• INSTRUCTION: Copy each line below that contains "moins".

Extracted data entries

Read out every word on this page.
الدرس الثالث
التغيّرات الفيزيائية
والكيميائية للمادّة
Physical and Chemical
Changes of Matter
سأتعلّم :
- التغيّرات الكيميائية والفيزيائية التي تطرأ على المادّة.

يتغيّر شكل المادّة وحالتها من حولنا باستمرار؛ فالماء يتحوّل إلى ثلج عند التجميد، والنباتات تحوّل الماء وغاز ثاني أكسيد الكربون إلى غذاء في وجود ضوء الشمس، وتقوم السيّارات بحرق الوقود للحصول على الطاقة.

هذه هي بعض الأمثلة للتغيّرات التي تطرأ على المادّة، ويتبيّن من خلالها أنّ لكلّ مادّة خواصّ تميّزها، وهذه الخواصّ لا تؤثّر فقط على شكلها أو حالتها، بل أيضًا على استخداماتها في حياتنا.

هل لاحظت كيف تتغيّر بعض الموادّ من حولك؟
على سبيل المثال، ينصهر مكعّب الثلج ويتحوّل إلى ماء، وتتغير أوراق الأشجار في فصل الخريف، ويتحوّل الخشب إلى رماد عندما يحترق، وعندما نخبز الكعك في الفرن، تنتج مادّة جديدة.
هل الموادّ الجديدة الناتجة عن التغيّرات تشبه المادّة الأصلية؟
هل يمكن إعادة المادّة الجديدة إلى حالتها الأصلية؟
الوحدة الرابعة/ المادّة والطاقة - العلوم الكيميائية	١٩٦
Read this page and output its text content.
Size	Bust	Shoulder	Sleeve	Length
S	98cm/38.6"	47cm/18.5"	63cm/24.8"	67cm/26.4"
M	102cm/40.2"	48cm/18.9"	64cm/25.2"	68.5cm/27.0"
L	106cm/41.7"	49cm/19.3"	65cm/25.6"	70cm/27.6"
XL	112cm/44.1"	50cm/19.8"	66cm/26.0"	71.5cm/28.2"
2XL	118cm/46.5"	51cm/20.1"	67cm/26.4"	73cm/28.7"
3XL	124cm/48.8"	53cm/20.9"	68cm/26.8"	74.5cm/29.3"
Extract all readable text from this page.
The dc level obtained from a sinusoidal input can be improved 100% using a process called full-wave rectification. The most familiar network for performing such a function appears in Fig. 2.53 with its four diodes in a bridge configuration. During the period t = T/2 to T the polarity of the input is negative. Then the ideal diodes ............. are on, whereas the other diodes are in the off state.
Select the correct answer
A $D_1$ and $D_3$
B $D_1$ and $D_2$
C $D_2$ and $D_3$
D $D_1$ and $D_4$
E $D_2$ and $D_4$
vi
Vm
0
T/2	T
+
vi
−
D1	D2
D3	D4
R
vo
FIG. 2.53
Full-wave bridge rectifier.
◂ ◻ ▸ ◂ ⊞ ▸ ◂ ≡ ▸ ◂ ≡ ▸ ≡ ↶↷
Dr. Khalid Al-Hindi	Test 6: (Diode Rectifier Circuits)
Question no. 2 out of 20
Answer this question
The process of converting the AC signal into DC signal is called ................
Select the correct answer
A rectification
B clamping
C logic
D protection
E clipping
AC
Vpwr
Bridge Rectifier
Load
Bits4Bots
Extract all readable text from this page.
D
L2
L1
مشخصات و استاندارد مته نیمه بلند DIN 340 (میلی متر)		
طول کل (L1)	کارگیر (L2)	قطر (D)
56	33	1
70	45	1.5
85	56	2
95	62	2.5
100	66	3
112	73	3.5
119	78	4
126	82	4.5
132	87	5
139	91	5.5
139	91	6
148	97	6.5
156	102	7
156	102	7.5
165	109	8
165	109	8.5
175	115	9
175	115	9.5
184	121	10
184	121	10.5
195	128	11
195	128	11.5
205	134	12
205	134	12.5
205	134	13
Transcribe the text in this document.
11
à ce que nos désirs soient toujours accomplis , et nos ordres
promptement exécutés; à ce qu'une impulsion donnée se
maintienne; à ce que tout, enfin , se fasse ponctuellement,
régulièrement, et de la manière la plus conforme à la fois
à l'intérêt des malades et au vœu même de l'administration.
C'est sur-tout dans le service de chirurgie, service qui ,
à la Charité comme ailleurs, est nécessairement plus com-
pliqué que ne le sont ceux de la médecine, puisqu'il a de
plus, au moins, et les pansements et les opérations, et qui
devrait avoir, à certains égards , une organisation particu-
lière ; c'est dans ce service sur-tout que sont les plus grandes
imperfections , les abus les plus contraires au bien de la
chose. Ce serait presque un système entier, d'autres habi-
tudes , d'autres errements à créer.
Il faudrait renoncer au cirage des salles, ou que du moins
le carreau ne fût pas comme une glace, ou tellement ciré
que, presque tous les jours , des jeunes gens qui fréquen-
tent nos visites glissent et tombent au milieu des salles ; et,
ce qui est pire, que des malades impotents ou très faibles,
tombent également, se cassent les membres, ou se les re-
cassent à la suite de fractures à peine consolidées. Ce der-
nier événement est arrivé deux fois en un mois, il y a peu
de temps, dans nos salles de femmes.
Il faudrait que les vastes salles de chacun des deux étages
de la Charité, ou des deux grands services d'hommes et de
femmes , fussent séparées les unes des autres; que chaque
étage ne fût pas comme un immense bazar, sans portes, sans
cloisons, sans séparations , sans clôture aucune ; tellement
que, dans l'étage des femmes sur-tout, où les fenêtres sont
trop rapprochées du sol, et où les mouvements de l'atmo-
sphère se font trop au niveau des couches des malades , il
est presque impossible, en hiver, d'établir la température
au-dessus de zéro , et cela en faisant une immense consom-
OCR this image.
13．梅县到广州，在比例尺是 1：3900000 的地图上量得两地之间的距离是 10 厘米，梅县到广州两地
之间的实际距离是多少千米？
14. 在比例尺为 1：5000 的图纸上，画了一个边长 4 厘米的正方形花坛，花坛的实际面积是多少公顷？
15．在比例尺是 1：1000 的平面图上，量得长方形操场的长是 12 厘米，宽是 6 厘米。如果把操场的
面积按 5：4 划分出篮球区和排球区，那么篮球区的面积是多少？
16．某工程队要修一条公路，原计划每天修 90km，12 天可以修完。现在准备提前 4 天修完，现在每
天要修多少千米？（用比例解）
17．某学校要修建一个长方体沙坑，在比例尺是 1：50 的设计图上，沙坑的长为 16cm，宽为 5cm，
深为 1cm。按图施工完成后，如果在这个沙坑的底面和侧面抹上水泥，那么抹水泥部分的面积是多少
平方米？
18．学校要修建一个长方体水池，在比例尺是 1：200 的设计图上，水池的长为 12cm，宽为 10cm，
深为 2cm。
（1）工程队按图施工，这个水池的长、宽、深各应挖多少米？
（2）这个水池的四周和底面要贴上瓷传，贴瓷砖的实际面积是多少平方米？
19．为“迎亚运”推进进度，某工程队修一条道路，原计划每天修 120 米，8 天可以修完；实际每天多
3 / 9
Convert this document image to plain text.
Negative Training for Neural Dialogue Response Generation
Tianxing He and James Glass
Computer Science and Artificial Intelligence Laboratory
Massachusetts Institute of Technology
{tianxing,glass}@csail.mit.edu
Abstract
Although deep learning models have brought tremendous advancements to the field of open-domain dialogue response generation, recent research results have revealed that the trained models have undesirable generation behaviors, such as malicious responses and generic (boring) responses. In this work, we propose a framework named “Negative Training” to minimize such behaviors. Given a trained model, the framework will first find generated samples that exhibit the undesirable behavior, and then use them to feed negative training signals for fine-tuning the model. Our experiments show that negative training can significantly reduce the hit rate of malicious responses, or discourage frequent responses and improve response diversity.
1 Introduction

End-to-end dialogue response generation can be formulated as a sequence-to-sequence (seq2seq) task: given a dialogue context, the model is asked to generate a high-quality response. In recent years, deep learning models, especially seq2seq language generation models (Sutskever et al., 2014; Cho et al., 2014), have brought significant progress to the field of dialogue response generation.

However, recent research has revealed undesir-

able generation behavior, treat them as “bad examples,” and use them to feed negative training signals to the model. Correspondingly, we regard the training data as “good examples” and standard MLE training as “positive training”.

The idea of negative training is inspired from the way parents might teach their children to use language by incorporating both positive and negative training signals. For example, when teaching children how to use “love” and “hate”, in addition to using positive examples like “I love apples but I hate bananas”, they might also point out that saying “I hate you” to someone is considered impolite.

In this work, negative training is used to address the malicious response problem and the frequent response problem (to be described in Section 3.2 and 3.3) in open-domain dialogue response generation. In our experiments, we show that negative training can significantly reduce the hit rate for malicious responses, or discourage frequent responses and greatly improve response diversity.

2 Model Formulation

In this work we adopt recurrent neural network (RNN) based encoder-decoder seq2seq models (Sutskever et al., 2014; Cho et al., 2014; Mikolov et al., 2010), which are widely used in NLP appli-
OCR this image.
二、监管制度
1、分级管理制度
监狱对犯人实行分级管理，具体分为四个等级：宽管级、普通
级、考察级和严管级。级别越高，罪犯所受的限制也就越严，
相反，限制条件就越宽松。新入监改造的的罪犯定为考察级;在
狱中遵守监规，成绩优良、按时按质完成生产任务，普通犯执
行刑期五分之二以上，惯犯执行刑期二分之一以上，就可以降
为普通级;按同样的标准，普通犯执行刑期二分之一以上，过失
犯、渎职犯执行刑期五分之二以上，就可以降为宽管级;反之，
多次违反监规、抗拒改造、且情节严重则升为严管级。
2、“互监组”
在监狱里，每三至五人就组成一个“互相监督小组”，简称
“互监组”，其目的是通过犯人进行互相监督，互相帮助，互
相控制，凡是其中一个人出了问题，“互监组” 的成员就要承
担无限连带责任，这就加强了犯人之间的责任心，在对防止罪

• WRITTEN RESPONSE:
plus, au moins, et les pansements et les opérations, et qui
Il faudrait renoncer au cirage des salles, ou que du moins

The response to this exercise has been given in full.